» Exercise goal
Produce a verbatim copy of the entries listed below.

» Records supplied

━━━

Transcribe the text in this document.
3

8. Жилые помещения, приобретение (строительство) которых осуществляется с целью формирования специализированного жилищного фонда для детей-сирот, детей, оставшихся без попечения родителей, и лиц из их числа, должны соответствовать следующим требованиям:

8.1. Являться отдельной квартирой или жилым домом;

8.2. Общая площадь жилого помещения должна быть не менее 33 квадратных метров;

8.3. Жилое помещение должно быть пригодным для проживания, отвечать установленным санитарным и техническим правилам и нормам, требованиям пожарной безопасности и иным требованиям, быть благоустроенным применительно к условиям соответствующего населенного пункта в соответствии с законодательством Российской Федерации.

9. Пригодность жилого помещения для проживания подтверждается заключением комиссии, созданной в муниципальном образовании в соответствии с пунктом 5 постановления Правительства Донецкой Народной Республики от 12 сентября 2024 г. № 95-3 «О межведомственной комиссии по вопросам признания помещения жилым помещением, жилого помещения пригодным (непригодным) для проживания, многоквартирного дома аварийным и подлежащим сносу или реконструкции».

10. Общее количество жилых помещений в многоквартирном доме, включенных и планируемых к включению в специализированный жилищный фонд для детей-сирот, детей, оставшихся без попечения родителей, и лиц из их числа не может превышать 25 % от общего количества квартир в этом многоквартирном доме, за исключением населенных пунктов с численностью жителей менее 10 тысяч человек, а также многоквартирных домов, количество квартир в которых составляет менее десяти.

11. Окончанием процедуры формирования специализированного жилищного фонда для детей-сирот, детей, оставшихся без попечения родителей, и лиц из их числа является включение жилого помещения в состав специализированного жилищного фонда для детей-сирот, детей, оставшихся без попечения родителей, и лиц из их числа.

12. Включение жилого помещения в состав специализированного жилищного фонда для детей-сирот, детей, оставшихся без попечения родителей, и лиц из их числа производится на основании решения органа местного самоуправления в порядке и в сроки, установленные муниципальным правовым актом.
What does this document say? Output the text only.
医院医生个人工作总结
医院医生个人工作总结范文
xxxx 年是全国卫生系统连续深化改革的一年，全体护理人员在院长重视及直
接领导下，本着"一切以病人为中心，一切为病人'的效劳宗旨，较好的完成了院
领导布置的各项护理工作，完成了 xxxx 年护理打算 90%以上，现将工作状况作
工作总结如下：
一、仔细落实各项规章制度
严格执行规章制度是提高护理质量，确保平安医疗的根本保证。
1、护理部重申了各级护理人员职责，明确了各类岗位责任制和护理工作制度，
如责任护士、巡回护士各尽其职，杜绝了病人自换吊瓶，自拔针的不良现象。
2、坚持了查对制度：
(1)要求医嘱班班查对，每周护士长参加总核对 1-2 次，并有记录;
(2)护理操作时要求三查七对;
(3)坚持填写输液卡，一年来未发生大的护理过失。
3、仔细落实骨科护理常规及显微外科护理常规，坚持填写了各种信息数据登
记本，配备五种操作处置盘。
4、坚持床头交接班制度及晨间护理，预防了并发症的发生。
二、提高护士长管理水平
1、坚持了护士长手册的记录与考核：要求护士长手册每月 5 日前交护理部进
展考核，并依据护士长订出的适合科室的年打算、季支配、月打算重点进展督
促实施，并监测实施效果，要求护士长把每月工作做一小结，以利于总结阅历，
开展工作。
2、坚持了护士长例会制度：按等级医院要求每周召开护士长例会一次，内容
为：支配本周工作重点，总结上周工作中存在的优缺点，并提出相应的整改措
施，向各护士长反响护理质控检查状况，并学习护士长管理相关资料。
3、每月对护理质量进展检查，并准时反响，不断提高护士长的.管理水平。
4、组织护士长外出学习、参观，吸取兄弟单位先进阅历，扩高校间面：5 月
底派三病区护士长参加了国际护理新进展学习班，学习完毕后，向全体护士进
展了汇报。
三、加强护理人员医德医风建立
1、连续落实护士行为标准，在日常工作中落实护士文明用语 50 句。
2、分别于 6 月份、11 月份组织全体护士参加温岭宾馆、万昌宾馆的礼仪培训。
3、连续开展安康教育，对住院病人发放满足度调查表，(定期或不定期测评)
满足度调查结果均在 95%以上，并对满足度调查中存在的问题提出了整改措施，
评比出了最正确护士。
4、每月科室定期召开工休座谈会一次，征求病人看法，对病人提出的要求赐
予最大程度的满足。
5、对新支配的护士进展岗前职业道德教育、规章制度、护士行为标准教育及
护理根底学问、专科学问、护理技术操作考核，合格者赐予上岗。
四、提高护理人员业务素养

━━━

» Full solution
Transcribe the text in this document.
3

8. Жилые помещения, приобретение (строительство) которых осуществляется с целью формирования специализированного жилищного фонда для детей-сирот, детей, оставшихся без попечения родителей, и лиц из их числа, должны соответствовать следующим требованиям:

8.1. Являться отдельной квартирой или жилым домом;

8.2. Общая площадь жилого помещения должна быть не менее 33 квадратных метров;

8.3. Жилое помещение должно быть пригодным для проживания, отвечать установленным санитарным и техническим правилам и нормам, требованиям пожарной безопасности и иным требованиям, быть благоустроенным применительно к условиям соответствующего населенного пункта в соответствии с законодательством Российской Федерации.

9. Пригодность жилого помещения для проживания подтверждается заключением комиссии, созданной в муниципальном образовании в соответствии с пунктом 5 постановления Правительства Донецкой Народной Республики от 12 сентября 2024 г. № 95-3 «О межведомственной комиссии по вопросам признания помещения жилым помещением, жилого помещения пригодным (непригодным) для проживания, многоквартирного дома аварийным и подлежащим сносу или реконструкции».

10. Общее количество жилых помещений в многоквартирном доме, включенных и планируемых к включению в специализированный жилищный фонд для детей-сирот, детей, оставшихся без попечения родителей, и лиц из их числа не может превышать 25 % от общего количества квартир в этом многоквартирном доме, за исключением населенных пунктов с численностью жителей менее 10 тысяч человек, а также многоквартирных домов, количество квартир в которых составляет менее десяти.

11. Окончанием процедуры формирования специализированного жилищного фонда для детей-сирот, детей, оставшихся без попечения родителей, и лиц из их числа является включение жилого помещения в состав специализированного жилищного фонда для детей-сирот, детей, оставшихся без попечения родителей, и лиц из их числа.

12. Включение жилого помещения в состав специализированного жилищного фонда для детей-сирот, детей, оставшихся без попечения родителей, и лиц из их числа производится на основании решения органа местного самоуправления в порядке и в сроки, установленные муниципальным правовым актом.
What does this document say? Output the text only.
医院医生个人工作总结
医院医生个人工作总结范文
xxxx 年是全国卫生系统连续深化改革的一年，全体护理人员在院长重视及直
接领导下，本着"一切以病人为中心，一切为病人'的效劳宗旨，较好的完成了院
领导布置的各项护理工作，完成了 xxxx 年护理打算 90%以上，现将工作状况作
工作总结如下：
一、仔细落实各项规章制度
严格执行规章制度是提高护理质量，确保平安医疗的根本保证。
1、护理部重申了各级护理人员职责，明确了各类岗位责任制和护理工作制度，
如责任护士、巡回护士各尽其职，杜绝了病人自换吊瓶，自拔针的不良现象。
2、坚持了查对制度：
(1)要求医嘱班班查对，每周护士长参加总核对 1-2 次，并有记录;
(2)护理操作时要求三查七对;
(3)坚持填写输液卡，一年来未发生大的护理过失。
3、仔细落实骨科护理常规及显微外科护理常规，坚持填写了各种信息数据登
记本，配备五种操作处置盘。
4、坚持床头交接班制度及晨间护理，预防了并发症的发生。
二、提高护士长管理水平
1、坚持了护士长手册的记录与考核：要求护士长手册每月 5 日前交护理部进
展考核，并依据护士长订出的适合科室的年打算、季支配、月打算重点进展督
促实施，并监测实施效果，要求护士长把每月工作做一小结，以利于总结阅历，
开展工作。
2、坚持了护士长例会制度：按等级医院要求每周召开护士长例会一次，内容
为：支配本周工作重点，总结上周工作中存在的优缺点，并提出相应的整改措
施，向各护士长反响护理质控检查状况，并学习护士长管理相关资料。
3、每月对护理质量进展检查，并准时反响，不断提高护士长的.管理水平。
4、组织护士长外出学习、参观，吸取兄弟单位先进阅历，扩高校间面：5 月
底派三病区护士长参加了国际护理新进展学习班，学习完毕后，向全体护士进
展了汇报。
三、加强护理人员医德医风建立
1、连续落实护士行为标准，在日常工作中落实护士文明用语 50 句。
2、分别于 6 月份、11 月份组织全体护士参加温岭宾馆、万昌宾馆的礼仪培训。
3、连续开展安康教育，对住院病人发放满足度调查表，(定期或不定期测评)
满足度调查结果均在 95%以上，并对满足度调查中存在的问题提出了整改措施，
评比出了最正确护士。
4、每月科室定期召开工休座谈会一次，征求病人看法，对病人提出的要求赐
予最大程度的满足。
5、对新支配的护士进展岗前职业道德教育、规章制度、护士行为标准教育及
护理根底学问、专科学问、护理技术操作考核，合格者赐予上岗。
四、提高护理人员业务素养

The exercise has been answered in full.